→ **Given information**
###

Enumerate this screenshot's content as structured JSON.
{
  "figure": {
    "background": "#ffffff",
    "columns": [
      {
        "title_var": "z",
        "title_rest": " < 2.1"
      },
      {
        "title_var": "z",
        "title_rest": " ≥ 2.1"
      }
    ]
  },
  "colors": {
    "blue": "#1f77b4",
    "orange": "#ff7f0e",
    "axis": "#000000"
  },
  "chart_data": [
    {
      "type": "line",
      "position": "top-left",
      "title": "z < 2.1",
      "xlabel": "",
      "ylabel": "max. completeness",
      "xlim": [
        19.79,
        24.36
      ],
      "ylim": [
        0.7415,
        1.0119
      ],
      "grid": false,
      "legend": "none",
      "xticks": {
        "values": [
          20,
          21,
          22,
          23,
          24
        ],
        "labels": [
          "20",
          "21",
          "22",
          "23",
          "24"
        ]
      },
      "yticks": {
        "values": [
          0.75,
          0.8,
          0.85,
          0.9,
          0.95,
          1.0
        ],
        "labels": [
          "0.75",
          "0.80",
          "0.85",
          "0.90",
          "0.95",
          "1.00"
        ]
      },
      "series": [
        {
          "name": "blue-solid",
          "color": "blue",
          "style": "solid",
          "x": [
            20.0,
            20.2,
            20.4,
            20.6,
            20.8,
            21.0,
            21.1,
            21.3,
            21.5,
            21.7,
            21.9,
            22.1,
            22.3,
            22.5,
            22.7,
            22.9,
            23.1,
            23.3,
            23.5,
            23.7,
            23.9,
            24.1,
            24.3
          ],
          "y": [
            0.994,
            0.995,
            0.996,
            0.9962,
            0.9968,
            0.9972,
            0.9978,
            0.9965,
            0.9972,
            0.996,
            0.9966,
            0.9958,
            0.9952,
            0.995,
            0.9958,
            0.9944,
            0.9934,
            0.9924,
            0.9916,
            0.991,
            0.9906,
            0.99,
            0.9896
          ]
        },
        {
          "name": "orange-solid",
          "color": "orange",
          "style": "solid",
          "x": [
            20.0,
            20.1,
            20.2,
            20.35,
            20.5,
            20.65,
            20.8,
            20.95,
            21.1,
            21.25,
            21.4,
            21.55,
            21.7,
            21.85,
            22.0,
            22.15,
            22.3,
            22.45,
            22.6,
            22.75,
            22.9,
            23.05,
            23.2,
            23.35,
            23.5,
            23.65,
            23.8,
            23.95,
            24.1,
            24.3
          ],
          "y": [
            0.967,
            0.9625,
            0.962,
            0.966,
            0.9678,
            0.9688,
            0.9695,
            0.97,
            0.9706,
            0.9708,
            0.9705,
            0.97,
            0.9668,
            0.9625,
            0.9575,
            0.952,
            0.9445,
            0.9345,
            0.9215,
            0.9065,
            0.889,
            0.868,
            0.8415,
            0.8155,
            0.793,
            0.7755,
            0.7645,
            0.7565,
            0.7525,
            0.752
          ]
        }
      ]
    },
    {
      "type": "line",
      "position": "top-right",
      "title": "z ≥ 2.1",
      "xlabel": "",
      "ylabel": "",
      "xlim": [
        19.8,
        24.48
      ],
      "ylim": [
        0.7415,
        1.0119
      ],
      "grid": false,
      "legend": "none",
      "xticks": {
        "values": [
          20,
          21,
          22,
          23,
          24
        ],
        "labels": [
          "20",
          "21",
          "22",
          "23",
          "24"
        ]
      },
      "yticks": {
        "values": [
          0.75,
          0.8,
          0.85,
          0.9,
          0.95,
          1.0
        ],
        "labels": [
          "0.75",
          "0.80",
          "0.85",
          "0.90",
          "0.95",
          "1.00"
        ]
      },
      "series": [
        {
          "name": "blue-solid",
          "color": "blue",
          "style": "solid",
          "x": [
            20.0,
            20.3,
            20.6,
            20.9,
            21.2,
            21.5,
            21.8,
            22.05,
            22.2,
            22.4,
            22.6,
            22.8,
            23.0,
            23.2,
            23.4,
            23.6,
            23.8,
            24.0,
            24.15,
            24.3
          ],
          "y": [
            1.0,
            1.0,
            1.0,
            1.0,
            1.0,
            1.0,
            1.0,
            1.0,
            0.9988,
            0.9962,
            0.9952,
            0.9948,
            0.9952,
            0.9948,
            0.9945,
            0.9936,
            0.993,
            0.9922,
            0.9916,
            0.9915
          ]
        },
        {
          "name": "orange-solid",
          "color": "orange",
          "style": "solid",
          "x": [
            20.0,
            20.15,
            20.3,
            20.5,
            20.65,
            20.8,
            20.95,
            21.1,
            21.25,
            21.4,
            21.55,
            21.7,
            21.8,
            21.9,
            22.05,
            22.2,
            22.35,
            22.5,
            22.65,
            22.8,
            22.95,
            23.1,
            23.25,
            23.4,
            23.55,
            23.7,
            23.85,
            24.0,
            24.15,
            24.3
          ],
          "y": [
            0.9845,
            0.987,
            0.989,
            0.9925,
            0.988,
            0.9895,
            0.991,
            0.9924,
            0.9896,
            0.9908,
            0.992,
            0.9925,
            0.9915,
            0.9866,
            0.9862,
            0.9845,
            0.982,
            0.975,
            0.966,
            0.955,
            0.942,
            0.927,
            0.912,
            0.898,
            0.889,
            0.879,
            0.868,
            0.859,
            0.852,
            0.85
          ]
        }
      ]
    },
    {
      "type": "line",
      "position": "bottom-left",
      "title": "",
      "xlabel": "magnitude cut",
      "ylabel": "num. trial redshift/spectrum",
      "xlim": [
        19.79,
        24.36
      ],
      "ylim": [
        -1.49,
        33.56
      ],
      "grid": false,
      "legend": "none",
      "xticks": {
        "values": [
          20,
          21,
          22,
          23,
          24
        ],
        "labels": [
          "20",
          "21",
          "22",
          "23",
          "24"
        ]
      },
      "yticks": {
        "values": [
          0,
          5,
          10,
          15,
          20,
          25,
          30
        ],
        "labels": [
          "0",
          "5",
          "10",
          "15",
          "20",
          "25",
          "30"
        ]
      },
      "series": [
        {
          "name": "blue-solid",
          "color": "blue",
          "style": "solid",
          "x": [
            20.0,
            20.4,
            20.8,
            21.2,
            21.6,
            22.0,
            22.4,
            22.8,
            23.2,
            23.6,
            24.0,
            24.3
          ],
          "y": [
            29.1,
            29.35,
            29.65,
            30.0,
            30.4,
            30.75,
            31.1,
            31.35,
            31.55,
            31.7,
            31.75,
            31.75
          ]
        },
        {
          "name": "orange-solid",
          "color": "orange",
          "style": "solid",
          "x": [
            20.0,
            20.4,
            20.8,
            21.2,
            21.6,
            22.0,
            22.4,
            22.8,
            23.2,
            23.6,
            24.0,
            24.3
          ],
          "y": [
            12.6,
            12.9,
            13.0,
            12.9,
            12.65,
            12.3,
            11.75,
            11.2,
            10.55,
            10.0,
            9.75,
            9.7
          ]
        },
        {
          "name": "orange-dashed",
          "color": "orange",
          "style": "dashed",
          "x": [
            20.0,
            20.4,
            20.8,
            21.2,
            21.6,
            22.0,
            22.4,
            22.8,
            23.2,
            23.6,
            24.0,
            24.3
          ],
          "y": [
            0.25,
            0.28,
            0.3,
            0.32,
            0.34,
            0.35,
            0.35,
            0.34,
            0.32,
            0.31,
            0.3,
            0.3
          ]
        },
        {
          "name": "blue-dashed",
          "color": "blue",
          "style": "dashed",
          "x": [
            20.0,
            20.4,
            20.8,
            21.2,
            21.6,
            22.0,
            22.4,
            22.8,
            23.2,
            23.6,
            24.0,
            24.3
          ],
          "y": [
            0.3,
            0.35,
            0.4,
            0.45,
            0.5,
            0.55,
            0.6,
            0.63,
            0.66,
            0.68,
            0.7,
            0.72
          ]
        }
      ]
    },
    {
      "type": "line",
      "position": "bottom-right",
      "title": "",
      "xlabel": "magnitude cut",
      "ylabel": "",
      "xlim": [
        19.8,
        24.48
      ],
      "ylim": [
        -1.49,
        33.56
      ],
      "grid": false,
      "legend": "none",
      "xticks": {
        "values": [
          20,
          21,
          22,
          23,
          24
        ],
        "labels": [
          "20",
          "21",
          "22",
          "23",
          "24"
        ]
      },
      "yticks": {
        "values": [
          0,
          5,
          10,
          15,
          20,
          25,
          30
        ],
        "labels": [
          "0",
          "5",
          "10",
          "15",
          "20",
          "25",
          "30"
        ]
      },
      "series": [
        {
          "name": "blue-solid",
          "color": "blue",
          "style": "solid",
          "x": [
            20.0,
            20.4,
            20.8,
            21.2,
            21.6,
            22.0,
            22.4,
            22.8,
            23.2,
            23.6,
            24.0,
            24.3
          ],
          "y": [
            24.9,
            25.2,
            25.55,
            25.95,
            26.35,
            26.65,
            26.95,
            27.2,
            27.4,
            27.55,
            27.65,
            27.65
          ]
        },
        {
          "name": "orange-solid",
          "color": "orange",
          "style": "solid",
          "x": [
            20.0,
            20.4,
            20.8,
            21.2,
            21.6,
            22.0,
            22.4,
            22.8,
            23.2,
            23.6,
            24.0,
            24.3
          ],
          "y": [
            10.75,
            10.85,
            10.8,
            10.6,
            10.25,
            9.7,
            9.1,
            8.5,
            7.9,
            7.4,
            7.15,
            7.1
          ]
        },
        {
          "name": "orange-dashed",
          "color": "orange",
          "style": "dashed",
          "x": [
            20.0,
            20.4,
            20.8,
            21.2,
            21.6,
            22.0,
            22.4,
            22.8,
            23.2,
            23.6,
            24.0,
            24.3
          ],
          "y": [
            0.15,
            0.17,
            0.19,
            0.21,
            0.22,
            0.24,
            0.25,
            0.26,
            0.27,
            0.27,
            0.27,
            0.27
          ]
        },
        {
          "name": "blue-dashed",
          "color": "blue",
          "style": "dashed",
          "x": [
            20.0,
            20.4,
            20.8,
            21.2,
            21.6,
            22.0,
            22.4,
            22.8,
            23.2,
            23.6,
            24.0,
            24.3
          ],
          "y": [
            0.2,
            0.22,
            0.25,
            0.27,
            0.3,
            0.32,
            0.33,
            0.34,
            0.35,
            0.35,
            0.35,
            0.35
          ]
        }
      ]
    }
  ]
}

###

Reply with only the number of lines in the material above where the string "bottom" appears.

→ **The completed task**
2